Dataset items
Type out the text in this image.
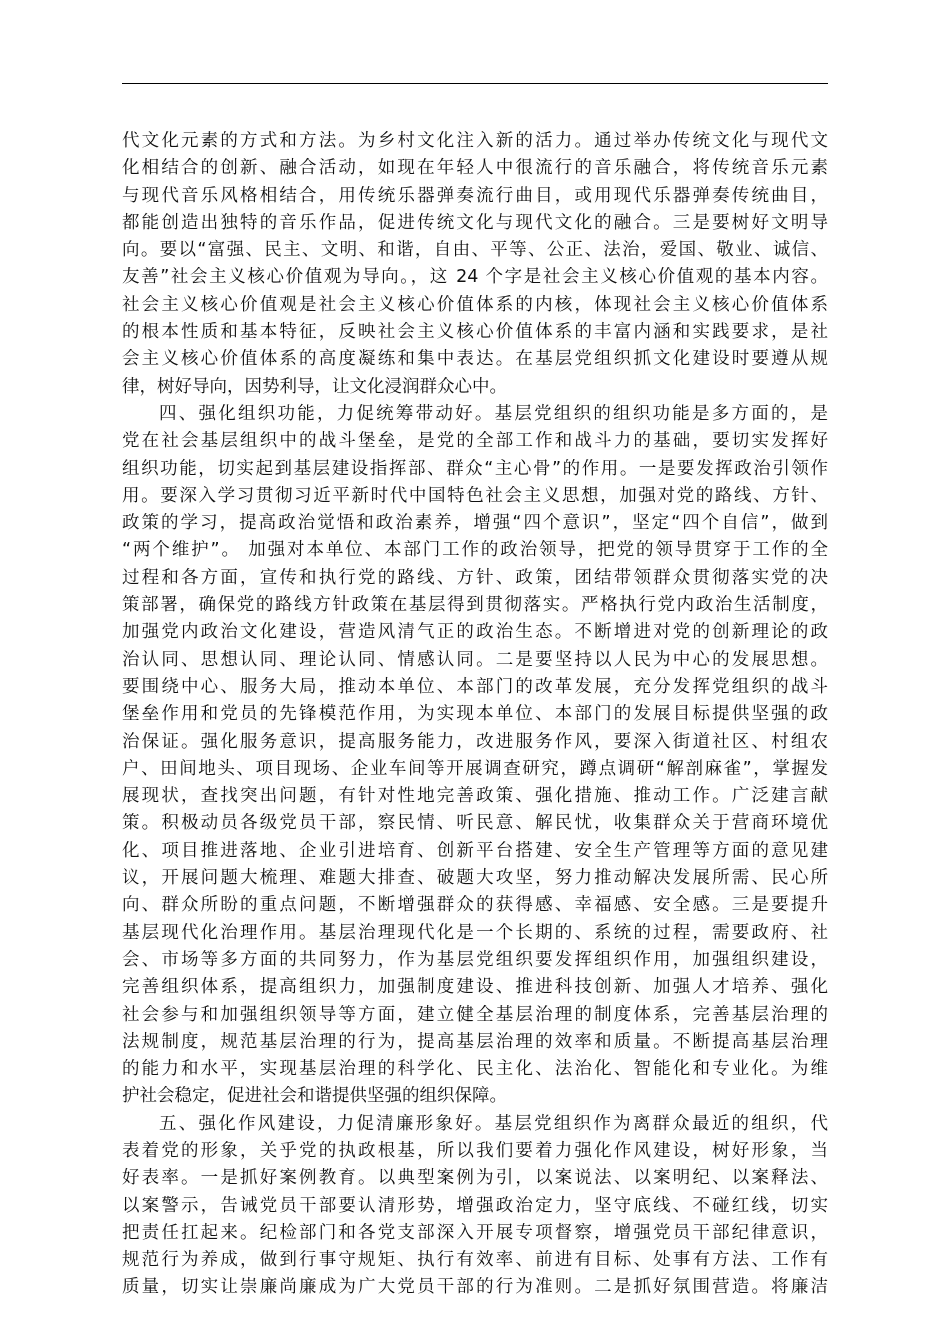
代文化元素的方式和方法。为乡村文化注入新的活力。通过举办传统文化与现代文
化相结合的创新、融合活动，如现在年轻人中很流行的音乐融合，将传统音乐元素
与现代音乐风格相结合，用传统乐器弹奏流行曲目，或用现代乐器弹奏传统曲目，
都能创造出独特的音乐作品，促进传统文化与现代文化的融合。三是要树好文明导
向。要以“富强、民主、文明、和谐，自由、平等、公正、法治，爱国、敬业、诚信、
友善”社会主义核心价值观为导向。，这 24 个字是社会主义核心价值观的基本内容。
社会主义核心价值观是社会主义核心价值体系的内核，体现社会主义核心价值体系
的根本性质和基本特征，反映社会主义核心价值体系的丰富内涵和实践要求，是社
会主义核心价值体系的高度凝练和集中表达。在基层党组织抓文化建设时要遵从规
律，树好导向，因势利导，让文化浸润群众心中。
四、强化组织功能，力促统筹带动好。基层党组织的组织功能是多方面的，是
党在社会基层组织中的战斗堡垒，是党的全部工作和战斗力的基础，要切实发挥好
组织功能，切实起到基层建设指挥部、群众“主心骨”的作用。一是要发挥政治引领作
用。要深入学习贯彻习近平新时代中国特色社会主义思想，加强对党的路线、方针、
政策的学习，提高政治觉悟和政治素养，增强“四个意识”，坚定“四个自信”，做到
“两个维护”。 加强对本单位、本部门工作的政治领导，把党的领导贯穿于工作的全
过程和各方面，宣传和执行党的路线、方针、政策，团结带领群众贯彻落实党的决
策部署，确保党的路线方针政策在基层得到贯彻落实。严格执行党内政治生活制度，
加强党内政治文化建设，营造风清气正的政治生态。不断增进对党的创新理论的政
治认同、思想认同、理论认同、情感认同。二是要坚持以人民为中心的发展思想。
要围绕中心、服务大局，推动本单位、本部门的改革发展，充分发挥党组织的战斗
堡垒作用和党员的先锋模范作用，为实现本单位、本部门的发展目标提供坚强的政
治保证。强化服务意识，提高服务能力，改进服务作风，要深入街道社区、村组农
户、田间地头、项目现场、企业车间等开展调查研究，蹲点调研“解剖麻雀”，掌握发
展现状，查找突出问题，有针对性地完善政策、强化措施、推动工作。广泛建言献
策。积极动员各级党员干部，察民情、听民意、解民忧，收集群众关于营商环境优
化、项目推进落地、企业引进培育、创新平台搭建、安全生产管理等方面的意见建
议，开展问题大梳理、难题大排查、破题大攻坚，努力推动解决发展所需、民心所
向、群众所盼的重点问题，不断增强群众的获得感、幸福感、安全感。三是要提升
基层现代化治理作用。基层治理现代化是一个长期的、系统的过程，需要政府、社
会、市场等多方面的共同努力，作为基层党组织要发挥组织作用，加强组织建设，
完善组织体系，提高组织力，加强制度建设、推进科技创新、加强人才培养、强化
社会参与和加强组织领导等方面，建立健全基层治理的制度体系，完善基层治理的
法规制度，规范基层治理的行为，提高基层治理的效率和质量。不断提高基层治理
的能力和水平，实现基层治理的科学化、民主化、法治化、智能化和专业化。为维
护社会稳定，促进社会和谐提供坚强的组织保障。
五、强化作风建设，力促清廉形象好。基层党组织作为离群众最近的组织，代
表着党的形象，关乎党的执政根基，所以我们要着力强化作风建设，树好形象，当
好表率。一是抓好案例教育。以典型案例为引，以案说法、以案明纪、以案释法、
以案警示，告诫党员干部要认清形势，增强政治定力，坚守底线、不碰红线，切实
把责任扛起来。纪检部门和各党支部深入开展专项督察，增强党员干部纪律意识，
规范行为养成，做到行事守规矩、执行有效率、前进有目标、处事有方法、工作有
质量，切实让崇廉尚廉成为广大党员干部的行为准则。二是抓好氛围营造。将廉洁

...

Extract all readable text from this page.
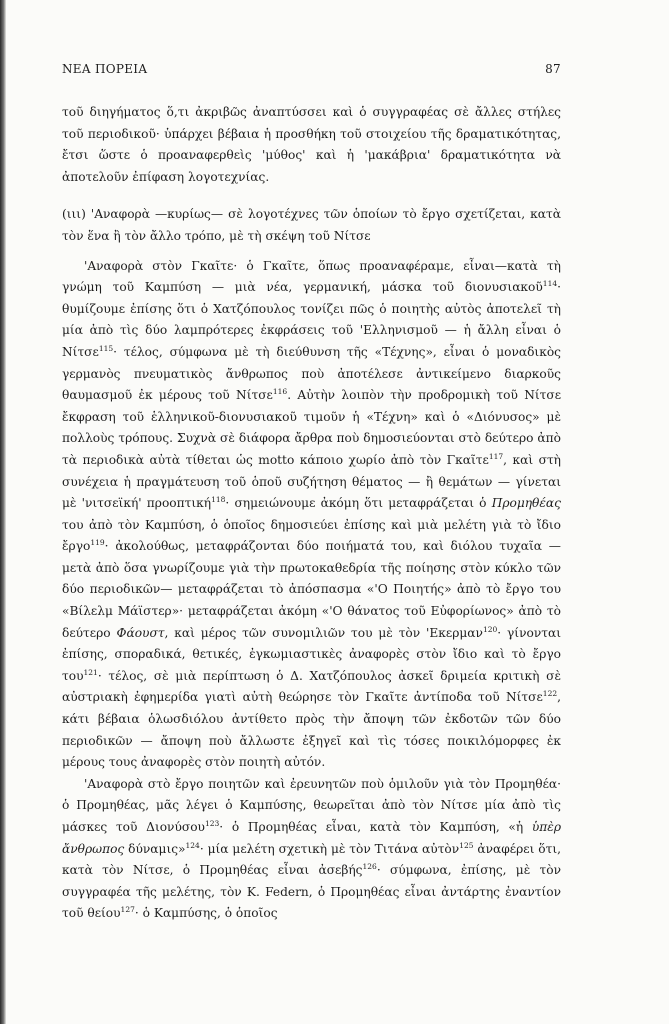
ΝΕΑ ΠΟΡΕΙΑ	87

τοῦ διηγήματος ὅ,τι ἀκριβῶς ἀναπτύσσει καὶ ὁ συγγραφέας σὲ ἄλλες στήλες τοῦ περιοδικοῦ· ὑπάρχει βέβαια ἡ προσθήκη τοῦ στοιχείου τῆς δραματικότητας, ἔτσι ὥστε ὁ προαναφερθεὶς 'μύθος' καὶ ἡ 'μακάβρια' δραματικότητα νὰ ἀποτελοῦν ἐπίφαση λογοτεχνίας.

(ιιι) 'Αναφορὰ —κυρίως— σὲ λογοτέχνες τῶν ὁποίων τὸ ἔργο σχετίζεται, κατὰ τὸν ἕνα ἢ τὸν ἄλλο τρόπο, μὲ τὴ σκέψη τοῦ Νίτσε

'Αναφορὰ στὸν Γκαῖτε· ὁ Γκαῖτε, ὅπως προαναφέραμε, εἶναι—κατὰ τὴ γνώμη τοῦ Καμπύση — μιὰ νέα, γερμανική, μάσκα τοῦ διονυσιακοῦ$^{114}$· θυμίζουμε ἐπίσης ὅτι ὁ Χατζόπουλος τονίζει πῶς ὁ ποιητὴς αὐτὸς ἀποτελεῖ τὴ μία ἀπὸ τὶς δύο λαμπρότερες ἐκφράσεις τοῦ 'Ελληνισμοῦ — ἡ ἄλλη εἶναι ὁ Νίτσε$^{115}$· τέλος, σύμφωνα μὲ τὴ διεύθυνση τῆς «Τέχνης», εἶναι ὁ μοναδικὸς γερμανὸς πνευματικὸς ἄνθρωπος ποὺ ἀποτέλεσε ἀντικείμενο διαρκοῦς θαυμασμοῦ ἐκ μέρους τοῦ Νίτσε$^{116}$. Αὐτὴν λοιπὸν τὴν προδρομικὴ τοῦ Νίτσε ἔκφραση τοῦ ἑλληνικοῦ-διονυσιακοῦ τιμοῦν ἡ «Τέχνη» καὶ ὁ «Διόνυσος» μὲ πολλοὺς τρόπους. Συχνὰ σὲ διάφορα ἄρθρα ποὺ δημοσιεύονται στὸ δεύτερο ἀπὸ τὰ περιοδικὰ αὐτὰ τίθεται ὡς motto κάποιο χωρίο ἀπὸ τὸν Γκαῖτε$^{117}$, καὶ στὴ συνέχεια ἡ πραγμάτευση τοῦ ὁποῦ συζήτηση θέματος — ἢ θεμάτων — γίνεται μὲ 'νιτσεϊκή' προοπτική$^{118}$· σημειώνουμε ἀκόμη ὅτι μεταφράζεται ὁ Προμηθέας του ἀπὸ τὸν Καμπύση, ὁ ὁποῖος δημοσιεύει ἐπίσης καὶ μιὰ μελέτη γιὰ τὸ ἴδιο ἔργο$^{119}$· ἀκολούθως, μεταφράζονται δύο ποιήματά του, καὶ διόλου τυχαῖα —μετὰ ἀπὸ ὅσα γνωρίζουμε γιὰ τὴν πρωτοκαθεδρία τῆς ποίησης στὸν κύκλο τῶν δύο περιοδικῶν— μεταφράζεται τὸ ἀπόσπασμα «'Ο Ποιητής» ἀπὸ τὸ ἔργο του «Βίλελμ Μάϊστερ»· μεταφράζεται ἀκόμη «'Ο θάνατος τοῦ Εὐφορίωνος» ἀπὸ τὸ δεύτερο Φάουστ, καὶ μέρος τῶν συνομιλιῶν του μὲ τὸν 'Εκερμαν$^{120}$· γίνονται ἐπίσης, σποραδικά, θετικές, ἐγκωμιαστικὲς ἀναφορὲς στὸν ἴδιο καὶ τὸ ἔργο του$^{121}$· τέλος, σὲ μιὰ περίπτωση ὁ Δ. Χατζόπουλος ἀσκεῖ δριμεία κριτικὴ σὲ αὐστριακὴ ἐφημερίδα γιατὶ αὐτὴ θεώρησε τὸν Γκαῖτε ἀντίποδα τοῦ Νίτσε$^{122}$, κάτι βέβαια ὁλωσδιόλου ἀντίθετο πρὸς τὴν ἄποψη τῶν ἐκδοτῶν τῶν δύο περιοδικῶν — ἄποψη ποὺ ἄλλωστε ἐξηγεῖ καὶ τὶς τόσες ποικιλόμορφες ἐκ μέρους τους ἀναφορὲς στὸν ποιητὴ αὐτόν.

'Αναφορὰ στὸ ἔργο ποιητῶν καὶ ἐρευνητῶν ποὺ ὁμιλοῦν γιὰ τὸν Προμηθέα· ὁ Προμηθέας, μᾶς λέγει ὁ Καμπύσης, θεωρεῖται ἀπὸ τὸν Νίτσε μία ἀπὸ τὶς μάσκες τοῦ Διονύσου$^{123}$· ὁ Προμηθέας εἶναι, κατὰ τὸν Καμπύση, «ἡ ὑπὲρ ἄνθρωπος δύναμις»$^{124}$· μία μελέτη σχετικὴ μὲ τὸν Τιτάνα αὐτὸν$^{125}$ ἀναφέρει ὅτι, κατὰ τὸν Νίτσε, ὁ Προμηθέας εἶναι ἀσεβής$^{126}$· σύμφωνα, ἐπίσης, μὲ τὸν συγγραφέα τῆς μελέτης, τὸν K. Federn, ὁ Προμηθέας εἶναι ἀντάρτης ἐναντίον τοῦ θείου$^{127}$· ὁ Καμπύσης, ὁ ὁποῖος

...

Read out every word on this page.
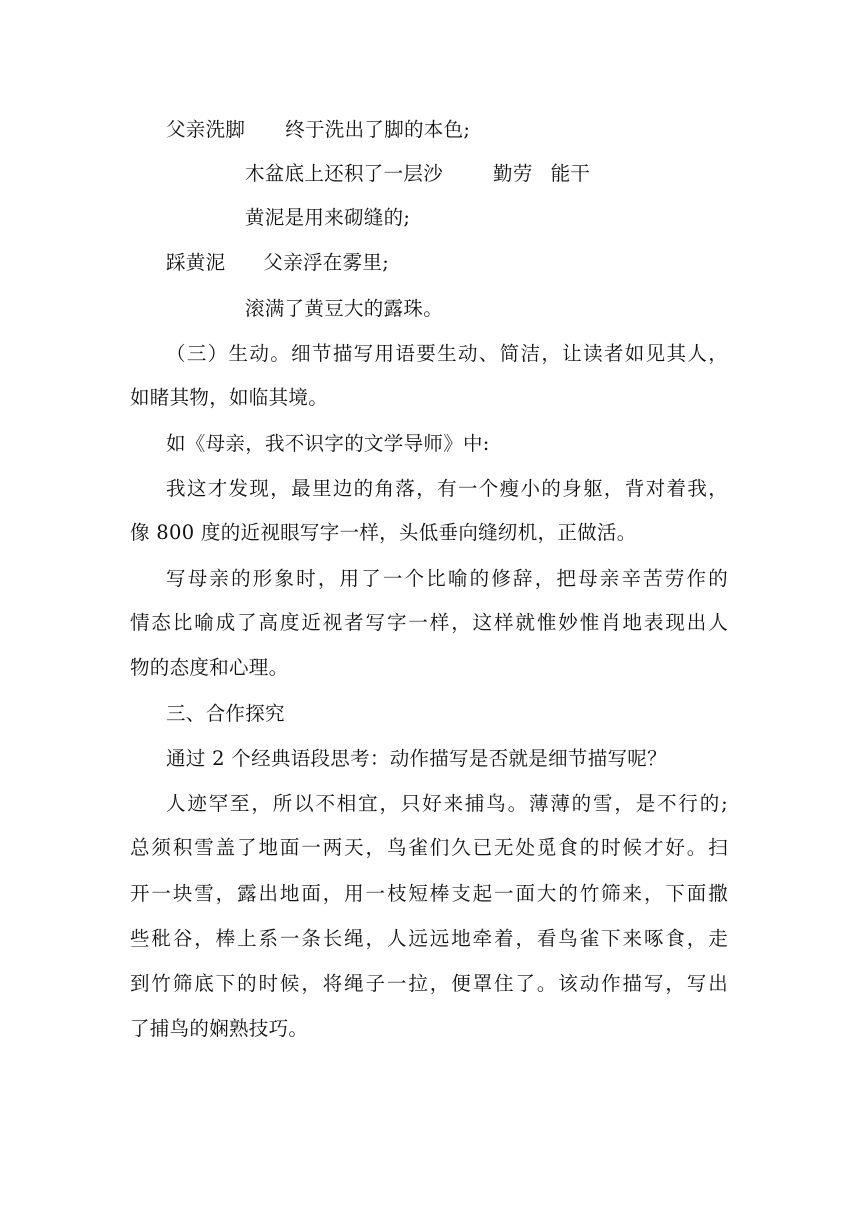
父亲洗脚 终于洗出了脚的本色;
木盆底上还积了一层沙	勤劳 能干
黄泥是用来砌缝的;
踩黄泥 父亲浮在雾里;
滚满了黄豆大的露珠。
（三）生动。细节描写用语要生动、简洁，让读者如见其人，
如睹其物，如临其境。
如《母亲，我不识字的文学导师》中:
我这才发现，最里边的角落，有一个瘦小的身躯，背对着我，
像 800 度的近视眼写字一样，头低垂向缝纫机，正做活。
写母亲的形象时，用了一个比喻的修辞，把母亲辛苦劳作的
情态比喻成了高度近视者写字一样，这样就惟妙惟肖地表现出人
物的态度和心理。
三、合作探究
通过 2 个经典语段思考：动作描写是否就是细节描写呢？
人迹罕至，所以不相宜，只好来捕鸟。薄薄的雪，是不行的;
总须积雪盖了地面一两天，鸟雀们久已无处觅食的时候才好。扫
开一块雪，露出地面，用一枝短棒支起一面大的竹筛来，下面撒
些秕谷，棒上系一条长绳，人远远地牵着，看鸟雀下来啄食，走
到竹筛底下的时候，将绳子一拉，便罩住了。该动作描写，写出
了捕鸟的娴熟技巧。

### [GIVEN TASK]
Identify all lines in the records above with the word "text".

### [RESPONSE TO THIS EXERCISE]
Type out the text in this image.
Extract all readable text from this page.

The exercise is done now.